Arbeitsauftrag 1 — Kopieren Sie aus dem folgenden Text über den Hartz-Vorschlag die Passage von "Unterdessen zeichnete sich" bis einschließlich "bisher aufeinander abzustimmen." wortgetreu.

Textabschnitt —
▼▼▼
Unterdessen zeichnete sich in Union und SPD Zustimmung zu dem Hartz-Vorschlag ab, die Billigjobgrenze von 325 auf 500 Euro zu erhöhen. Späth sagte, er befürworte den Plan. SPD-Generalsekretär Franz Müntefering sprach von einem interessanten Vorschlag, den es zu prüfen gelte. Ziel sei es, die 3,95 Millionen Arbeitslosen und die bis zu 1,5 Millionen freien Stellen besser als bisher aufeinander abzustimmen.
Gestern Vormittag hatte sich die Kommission im Arbeitsministerium getroffen. Nach der Sitzung sagte Peter Hartz: «Wir arbeiten noch weiter.» Der Generalsekretär des Zentralverbands des Deutschen Handwerks, Hanns-Eberhard Schleyer, betonte als Mitglied der Kommission, es seien «viele Einzelfragen noch nicht abschließend geklärt». Er sehe aber «gute Chancen» für ein Erfolg versprechendes Konzept.
▲▲▲
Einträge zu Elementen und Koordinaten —
▼▼▼
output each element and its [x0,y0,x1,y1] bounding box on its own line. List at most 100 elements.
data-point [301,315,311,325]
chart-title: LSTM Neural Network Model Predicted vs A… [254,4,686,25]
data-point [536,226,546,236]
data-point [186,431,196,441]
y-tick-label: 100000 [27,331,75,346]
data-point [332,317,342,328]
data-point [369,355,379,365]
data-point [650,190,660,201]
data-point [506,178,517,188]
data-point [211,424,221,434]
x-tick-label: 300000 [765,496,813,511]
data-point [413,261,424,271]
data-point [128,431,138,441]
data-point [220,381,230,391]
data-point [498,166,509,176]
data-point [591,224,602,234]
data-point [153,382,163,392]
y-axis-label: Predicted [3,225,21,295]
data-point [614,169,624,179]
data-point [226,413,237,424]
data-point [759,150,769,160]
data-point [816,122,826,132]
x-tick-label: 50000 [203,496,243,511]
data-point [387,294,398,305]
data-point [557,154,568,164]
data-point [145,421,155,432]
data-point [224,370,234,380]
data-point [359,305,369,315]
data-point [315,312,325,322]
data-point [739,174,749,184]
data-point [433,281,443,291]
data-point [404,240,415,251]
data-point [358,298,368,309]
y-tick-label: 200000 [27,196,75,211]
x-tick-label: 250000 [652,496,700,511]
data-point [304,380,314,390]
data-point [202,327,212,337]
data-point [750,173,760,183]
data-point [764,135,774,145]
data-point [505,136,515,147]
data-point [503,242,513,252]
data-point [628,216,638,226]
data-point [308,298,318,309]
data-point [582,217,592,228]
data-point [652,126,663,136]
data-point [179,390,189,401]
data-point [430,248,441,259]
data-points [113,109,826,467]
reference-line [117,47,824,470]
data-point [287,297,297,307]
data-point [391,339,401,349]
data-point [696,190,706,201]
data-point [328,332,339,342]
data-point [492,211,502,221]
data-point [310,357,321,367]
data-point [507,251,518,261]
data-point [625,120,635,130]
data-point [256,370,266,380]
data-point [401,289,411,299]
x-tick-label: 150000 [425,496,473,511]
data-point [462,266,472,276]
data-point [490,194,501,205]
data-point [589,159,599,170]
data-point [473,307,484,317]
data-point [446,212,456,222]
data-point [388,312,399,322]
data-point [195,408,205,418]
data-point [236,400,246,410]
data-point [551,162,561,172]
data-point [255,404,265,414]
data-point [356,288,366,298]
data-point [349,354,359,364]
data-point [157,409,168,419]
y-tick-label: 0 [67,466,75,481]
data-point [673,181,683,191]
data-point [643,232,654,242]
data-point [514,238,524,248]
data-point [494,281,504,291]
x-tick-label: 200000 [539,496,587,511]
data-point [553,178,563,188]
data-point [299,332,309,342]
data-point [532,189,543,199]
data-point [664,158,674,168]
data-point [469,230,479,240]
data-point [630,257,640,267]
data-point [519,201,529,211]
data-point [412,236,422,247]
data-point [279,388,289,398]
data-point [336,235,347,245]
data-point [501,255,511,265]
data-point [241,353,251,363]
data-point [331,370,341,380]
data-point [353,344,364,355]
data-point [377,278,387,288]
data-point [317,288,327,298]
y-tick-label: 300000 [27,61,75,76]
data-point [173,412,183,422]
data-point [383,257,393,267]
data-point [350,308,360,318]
▲▲▲
Arbeitsauftrag 2 — Halten Sie die Einträge oben vom ersten an bis einschließlich der Zeile mit "x-tick-label: 50000 [203,496,243,511]" zeichengetreu fest.

Schriftliche Lösung 1 —
Unterdessen zeichnete sich in Union und SPD Zustimmung zu dem Hartz-Vorschlag ab, die Billigjobgrenze von 325 auf 500 Euro zu erhöhen. Späth sagte, er befürworte den Plan. SPD-Generalsekretär Franz Müntefering sprach von einem interessanten Vorschlag, den es zu prüfen gelte. Ziel sei es, die 3,95 Millionen Arbeitslosen und die bis zu 1,5 Millionen freien Stellen besser als bisher aufeinander abzustimmen.

Schriftliche Lösung 2 —
output each element and its [x0,y0,x1,y1] bounding box on its own line. List at most 100 elements.
data-point [301,315,311,325]
chart-title: LSTM Neural Network Model Predicted vs A… [254,4,686,25]
data-point [536,226,546,236]
data-point [186,431,196,441]
y-tick-label: 100000 [27,331,75,346]
data-point [332,317,342,328]
data-point [369,355,379,365]
data-point [650,190,660,201]
data-point [506,178,517,188]
data-point [211,424,221,434]
x-tick-label: 300000 [765,496,813,511]
data-point [413,261,424,271]
data-point [128,431,138,441]
data-point [220,381,230,391]
data-point [498,166,509,176]
data-point [591,224,602,234]
data-point [153,382,163,392]
y-axis-label: Predicted [3,225,21,295]
data-point [614,169,624,179]
data-point [226,413,237,424]
data-point [759,150,769,160]
data-point [816,122,826,132]
x-tick-label: 50000 [203,496,243,511]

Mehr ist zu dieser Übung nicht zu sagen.